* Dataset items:
--- START ---

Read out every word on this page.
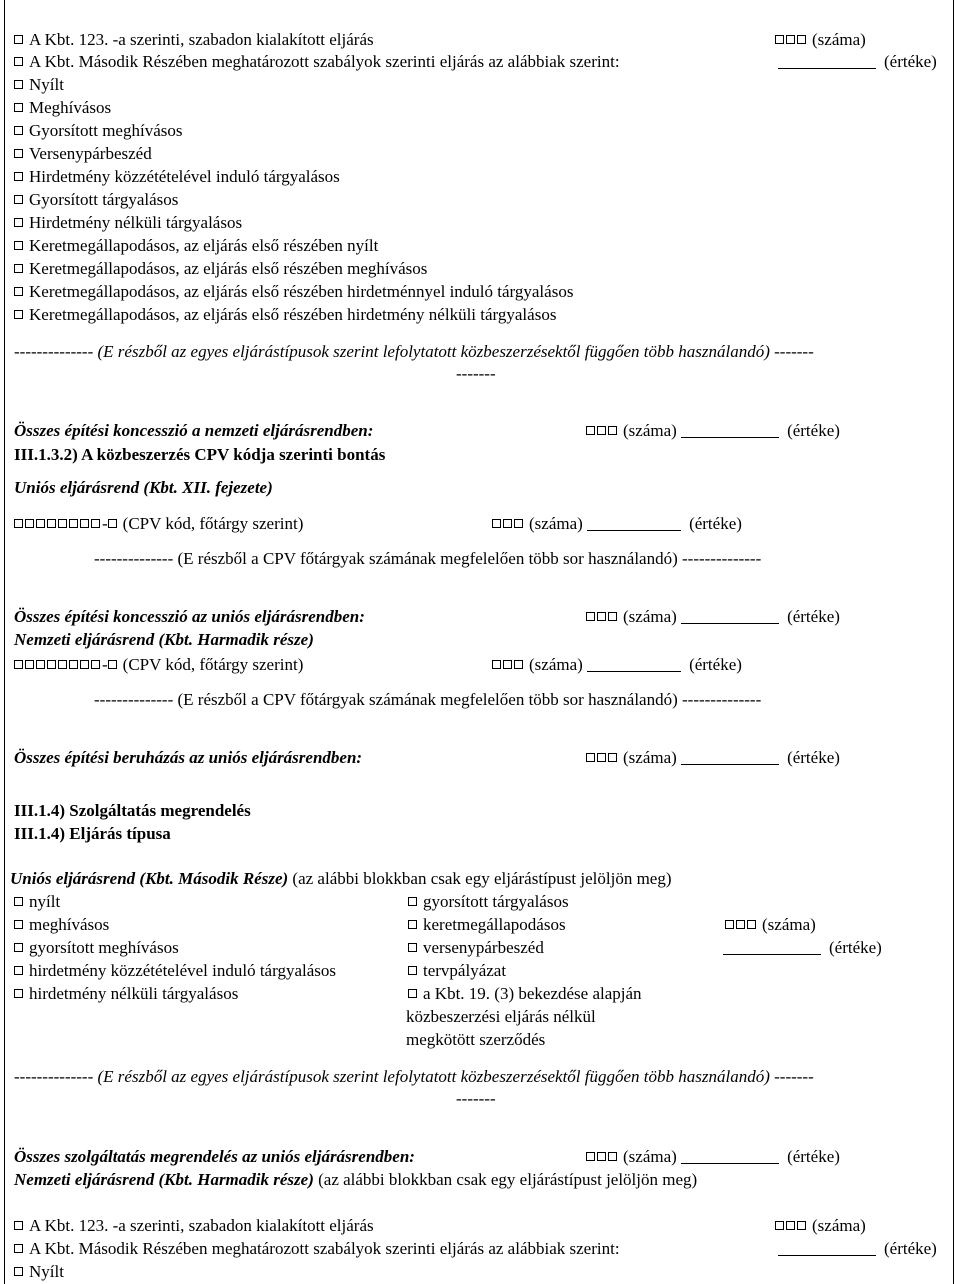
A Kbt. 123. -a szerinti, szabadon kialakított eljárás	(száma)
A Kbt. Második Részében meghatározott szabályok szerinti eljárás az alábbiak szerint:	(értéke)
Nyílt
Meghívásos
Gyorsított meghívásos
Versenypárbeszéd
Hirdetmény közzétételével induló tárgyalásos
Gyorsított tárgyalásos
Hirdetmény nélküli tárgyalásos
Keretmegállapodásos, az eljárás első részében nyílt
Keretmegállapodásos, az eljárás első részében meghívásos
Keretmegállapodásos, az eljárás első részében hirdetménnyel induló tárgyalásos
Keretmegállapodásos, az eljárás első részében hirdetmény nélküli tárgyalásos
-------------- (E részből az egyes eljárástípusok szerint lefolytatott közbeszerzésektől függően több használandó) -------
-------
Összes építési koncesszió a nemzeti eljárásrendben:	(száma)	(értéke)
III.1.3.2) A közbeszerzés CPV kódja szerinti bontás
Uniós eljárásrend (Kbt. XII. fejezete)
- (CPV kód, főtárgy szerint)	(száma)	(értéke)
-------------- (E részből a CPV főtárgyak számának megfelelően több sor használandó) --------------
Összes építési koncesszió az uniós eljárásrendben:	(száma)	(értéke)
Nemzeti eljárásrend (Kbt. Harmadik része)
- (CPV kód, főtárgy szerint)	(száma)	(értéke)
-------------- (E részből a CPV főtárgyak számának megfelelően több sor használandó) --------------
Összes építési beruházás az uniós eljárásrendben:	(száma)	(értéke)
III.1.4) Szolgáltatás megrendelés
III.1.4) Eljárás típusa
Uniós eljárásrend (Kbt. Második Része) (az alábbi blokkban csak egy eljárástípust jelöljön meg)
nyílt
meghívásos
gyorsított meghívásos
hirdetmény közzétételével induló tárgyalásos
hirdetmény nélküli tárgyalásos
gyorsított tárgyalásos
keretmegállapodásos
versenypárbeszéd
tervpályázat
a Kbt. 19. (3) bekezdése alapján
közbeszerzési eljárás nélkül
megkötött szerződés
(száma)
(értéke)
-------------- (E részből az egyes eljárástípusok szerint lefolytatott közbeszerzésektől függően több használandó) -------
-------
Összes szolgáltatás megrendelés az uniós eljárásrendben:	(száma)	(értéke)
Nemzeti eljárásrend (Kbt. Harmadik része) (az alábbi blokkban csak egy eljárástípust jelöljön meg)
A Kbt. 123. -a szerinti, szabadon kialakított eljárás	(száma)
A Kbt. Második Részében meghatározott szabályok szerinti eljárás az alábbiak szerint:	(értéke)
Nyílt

--- END ---
--- START ---

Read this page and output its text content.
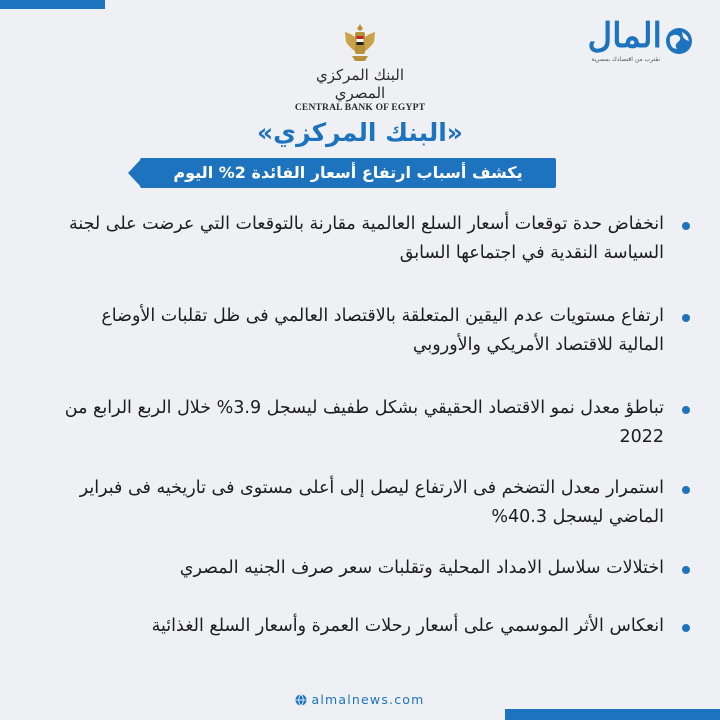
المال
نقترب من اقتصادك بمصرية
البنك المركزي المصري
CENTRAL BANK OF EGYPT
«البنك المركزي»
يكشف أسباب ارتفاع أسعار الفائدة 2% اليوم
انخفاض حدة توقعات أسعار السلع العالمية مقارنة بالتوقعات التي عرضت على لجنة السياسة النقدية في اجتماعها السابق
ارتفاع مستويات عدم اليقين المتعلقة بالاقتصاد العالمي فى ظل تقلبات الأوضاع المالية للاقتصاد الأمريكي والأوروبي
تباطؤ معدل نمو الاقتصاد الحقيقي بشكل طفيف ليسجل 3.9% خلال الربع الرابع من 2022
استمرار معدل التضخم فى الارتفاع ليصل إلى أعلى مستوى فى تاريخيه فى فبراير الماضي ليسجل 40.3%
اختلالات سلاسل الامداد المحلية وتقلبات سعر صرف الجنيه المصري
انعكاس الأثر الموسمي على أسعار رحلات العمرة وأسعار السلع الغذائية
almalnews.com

--- END ---

Scan the listing above for the word "blokkban" and show each line where it is found.

Uniós eljárásrend (Kbt. Második Része) (az alábbi blokkban csak egy eljárástípust jelöljön meg)
Nemzeti eljárásrend (Kbt. Harmadik része) (az alábbi blokkban csak egy eljárástípust jelöljön meg)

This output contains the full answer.